[Rows from a figure dataset]
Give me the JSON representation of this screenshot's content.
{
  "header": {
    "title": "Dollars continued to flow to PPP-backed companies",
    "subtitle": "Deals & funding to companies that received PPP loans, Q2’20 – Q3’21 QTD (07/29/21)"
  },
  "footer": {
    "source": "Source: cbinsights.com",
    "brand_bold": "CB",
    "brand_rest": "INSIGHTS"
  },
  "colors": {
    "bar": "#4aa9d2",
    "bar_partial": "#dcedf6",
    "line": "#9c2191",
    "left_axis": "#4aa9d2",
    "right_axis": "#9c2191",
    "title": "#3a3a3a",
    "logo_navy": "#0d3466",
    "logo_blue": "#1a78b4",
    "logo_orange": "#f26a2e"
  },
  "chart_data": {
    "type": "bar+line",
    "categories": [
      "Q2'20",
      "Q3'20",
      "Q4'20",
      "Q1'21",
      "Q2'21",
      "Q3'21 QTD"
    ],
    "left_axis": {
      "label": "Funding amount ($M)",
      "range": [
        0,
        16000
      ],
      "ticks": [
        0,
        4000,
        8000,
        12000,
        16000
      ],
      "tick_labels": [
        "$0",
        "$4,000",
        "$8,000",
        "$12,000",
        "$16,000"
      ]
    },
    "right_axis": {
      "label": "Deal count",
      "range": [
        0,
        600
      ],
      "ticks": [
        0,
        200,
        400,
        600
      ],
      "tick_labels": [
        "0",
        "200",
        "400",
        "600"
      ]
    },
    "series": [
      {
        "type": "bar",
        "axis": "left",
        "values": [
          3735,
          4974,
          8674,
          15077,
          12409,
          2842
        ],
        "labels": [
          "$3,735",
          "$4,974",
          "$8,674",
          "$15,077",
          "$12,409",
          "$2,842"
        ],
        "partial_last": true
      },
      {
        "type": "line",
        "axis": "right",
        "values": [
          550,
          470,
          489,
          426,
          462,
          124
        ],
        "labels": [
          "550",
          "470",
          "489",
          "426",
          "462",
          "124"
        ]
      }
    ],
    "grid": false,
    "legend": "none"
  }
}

OBJECTIVE = Every line of the records above needs to be given again exactly.

EXERCISE RESULT =
Give me the JSON representation of this screenshot's content.
{
  "header": {
    "title": "Dollars continued to flow to PPP-backed companies",
    "subtitle": "Deals & funding to companies that received PPP loans, Q2’20 – Q3’21 QTD (07/29/21)"
  },
  "footer": {
    "source": "Source: cbinsights.com",
    "brand_bold": "CB",
    "brand_rest": "INSIGHTS"
  },
  "colors": {
    "bar": "#4aa9d2",
    "bar_partial": "#dcedf6",
    "line": "#9c2191",
    "left_axis": "#4aa9d2",
    "right_axis": "#9c2191",
    "title": "#3a3a3a",
    "logo_navy": "#0d3466",
    "logo_blue": "#1a78b4",
    "logo_orange": "#f26a2e"
  },
  "chart_data": {
    "type": "bar+line",
    "categories": [
      "Q2'20",
      "Q3'20",
      "Q4'20",
      "Q1'21",
      "Q2'21",
      "Q3'21 QTD"
    ],
    "left_axis": {
      "label": "Funding amount ($M)",
      "range": [
        0,
        16000
      ],
      "ticks": [
        0,
        4000,
        8000,
        12000,
        16000
      ],
      "tick_labels": [
        "$0",
        "$4,000",
        "$8,000",
        "$12,000",
        "$16,000"
      ]
    },
    "right_axis": {
      "label": "Deal count",
      "range": [
        0,
        600
      ],
      "ticks": [
        0,
        200,
        400,
        600
      ],
      "tick_labels": [
        "0",
        "200",
        "400",
        "600"
      ]
    },
    "series": [
      {
        "type": "bar",
        "axis": "left",
        "values": [
          3735,
          4974,
          8674,
          15077,
          12409,
          2842
        ],
        "labels": [
          "$3,735",
          "$4,974",
          "$8,674",
          "$15,077",
          "$12,409",
          "$2,842"
        ],
        "partial_last": true
      },
      {
        "type": "line",
        "axis": "right",
        "values": [
          550,
          470,
          489,
          426,
          462,
          124
        ],
        "labels": [
          "550",
          "470",
          "489",
          "426",
          "462",
          "124"
        ]
      }
    ],
    "grid": false,
    "legend": "none"
  }
}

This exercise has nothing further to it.